*TASK INPUT*.
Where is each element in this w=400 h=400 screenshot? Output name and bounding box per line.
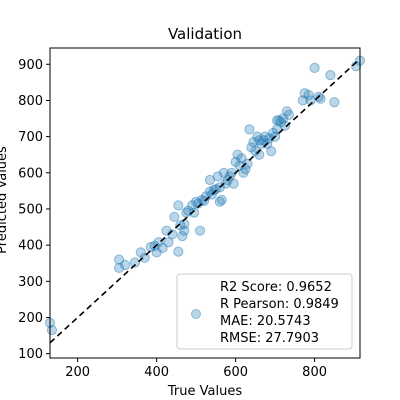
data-point	[248, 136, 259, 148]
data-point	[114, 254, 125, 265]
data-point	[114, 262, 125, 274]
data-point	[208, 185, 219, 196]
data-point	[173, 200, 184, 211]
data-point	[151, 247, 162, 258]
data-point	[271, 115, 283, 126]
data-point	[187, 200, 198, 211]
y-tick-label: 900	[18, 58, 43, 73]
data-points	[44, 55, 366, 336]
data-point	[214, 196, 225, 207]
data-point	[179, 219, 190, 230]
data-point	[266, 145, 277, 157]
data-point	[299, 88, 310, 99]
data-point	[175, 220, 186, 231]
data-point	[224, 171, 235, 182]
y-tick-label: 700	[18, 130, 43, 145]
data-point	[129, 257, 141, 268]
legend-box	[176, 273, 353, 350]
data-point	[210, 183, 221, 195]
data-point	[281, 106, 293, 117]
data-point	[119, 259, 131, 271]
data-point	[309, 62, 320, 73]
data-point	[303, 89, 314, 101]
data-point	[273, 115, 285, 126]
data-point	[325, 70, 336, 81]
data-point	[157, 242, 168, 254]
data-point	[258, 135, 269, 146]
data-point	[236, 153, 247, 164]
legend-line-rmse: RMSE: 27.7903	[220, 331, 319, 346]
data-point	[194, 225, 206, 236]
x-tick-label: 800	[302, 365, 327, 380]
reference-line	[49, 58, 361, 344]
chart-title: Validation	[168, 25, 242, 43]
data-point	[216, 194, 227, 206]
y-axis-label: Predicted Values	[0, 146, 10, 254]
data-point	[149, 240, 160, 251]
y-tick-label: 200	[18, 311, 43, 326]
data-point	[135, 247, 146, 258]
legend-line-pearson: R Pearson: 0.9849	[220, 297, 339, 312]
data-point	[244, 124, 255, 135]
data-point	[163, 237, 174, 248]
data-point	[277, 113, 289, 124]
data-point	[283, 109, 295, 121]
data-point	[297, 95, 308, 106]
data-point	[238, 167, 249, 178]
data-point	[260, 131, 271, 142]
data-point	[220, 178, 231, 189]
data-point	[254, 135, 265, 146]
legend-marker	[191, 309, 201, 319]
y-tick-label: 500	[18, 202, 43, 217]
data-point	[252, 131, 263, 142]
x-tick-label: 200	[65, 365, 90, 380]
y-tick-label: 300	[18, 275, 43, 290]
data-point	[139, 252, 150, 263]
y-tick-label: 100	[18, 347, 43, 362]
y-tick-label: 400	[18, 239, 43, 254]
y-tick-label: 600	[18, 166, 43, 181]
data-point	[228, 178, 239, 189]
data-point	[218, 167, 229, 178]
data-point	[191, 196, 202, 207]
legend-line-r2: R2 Score: 0.9652	[220, 280, 332, 295]
data-point	[275, 117, 287, 128]
y-tick-label: 800	[18, 94, 43, 109]
data-point	[246, 142, 257, 153]
data-point	[46, 325, 58, 336]
legend-line-mae: MAE: 20.5743	[220, 314, 311, 329]
data-point	[242, 158, 253, 169]
data-point	[279, 120, 291, 131]
data-point	[189, 207, 200, 218]
legend: R2 Score: 0.9652 R Pearson: 0.9849 MAE: …	[176, 273, 353, 350]
data-point	[177, 230, 188, 242]
data-point	[329, 97, 340, 108]
data-point	[212, 171, 223, 182]
data-point	[173, 246, 184, 257]
plot-frame	[49, 47, 361, 359]
x-tick-label: 600	[223, 365, 248, 380]
axis-ticks: 200 400 600 800 100 200 300 400 500 600 700 800 900	[18, 58, 327, 380]
data-point	[204, 174, 216, 186]
data-point	[179, 225, 190, 236]
x-tick-label: 400	[144, 365, 169, 380]
data-point	[169, 211, 180, 223]
data-point	[230, 156, 241, 168]
data-point	[232, 149, 243, 160]
x-axis-label: True Values	[167, 384, 242, 399]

*TASK INSTRUCTIONS*.
Rewrite the listing above with "Validation" swapped for "Test" and every other line unchanged, leaving out the picture.

*TASK ANSWER*.
Where is each element in this w=400 h=400 screenshot? Output name and bounding box per line.
data-point	[248, 136, 259, 148]
data-point	[114, 254, 125, 265]
data-point	[114, 262, 125, 274]
data-point	[208, 185, 219, 196]
data-point	[173, 200, 184, 211]
data-point	[151, 247, 162, 258]
data-point	[271, 115, 283, 126]
data-point	[187, 200, 198, 211]
y-tick-label: 900	[18, 58, 43, 73]
data-points	[44, 55, 366, 336]
data-point	[214, 196, 225, 207]
data-point	[179, 219, 190, 230]
data-point	[266, 145, 277, 157]
data-point	[299, 88, 310, 99]
data-point	[175, 220, 186, 231]
data-point	[224, 171, 235, 182]
y-tick-label: 700	[18, 130, 43, 145]
data-point	[129, 257, 141, 268]
legend-box	[176, 273, 353, 350]
data-point	[210, 183, 221, 195]
data-point	[281, 106, 293, 117]
data-point	[119, 259, 131, 271]
data-point	[309, 62, 320, 73]
data-point	[303, 89, 314, 101]
data-point	[273, 115, 285, 126]
data-point	[325, 70, 336, 81]
data-point	[157, 242, 168, 254]
data-point	[258, 135, 269, 146]
data-point	[236, 153, 247, 164]
legend-line-rmse: RMSE: 27.7903	[220, 331, 319, 346]
data-point	[194, 225, 206, 236]
x-tick-label: 800	[302, 365, 327, 380]
reference-line	[49, 58, 361, 344]
chart-title: Test	[168, 25, 242, 43]
data-point	[216, 194, 227, 206]
y-axis-label: Predicted Values	[0, 146, 10, 254]
data-point	[149, 240, 160, 251]
y-tick-label: 200	[18, 311, 43, 326]
data-point	[135, 247, 146, 258]
legend-line-pearson: R Pearson: 0.9849	[220, 297, 339, 312]
data-point	[244, 124, 255, 135]
data-point	[163, 237, 174, 248]
data-point	[277, 113, 289, 124]
data-point	[283, 109, 295, 121]
data-point	[297, 95, 308, 106]
data-point	[238, 167, 249, 178]
data-point	[260, 131, 271, 142]
data-point	[220, 178, 231, 189]
data-point	[254, 135, 265, 146]
legend-marker	[191, 309, 201, 319]
y-tick-label: 500	[18, 202, 43, 217]
data-point	[252, 131, 263, 142]
x-tick-label: 200	[65, 365, 90, 380]
y-tick-label: 300	[18, 275, 43, 290]
data-point	[139, 252, 150, 263]
y-tick-label: 100	[18, 347, 43, 362]
y-tick-label: 400	[18, 239, 43, 254]
y-tick-label: 600	[18, 166, 43, 181]
data-point	[228, 178, 239, 189]
data-point	[218, 167, 229, 178]
data-point	[191, 196, 202, 207]
legend-line-r2: R2 Score: 0.9652	[220, 280, 332, 295]
data-point	[275, 117, 287, 128]
y-tick-label: 800	[18, 94, 43, 109]
data-point	[246, 142, 257, 153]
data-point	[46, 325, 58, 336]
legend-line-mae: MAE: 20.5743	[220, 314, 311, 329]
data-point	[242, 158, 253, 169]
data-point	[279, 120, 291, 131]
data-point	[189, 207, 200, 218]
legend: R2 Score: 0.9652 R Pearson: 0.9849 MAE: …	[176, 273, 353, 350]
data-point	[177, 230, 188, 242]
data-point	[329, 97, 340, 108]
data-point	[212, 171, 223, 182]
data-point	[173, 246, 184, 257]
plot-frame	[49, 47, 361, 359]
x-tick-label: 600	[223, 365, 248, 380]
axis-ticks: 200 400 600 800 100 200 300 400 500 600 700 800 900	[18, 58, 327, 380]
data-point	[204, 174, 216, 186]
data-point	[179, 225, 190, 236]
x-tick-label: 400	[144, 365, 169, 380]
data-point	[169, 211, 180, 223]
data-point	[230, 156, 241, 168]
data-point	[232, 149, 243, 160]
x-axis-label: True Values	[167, 384, 242, 399]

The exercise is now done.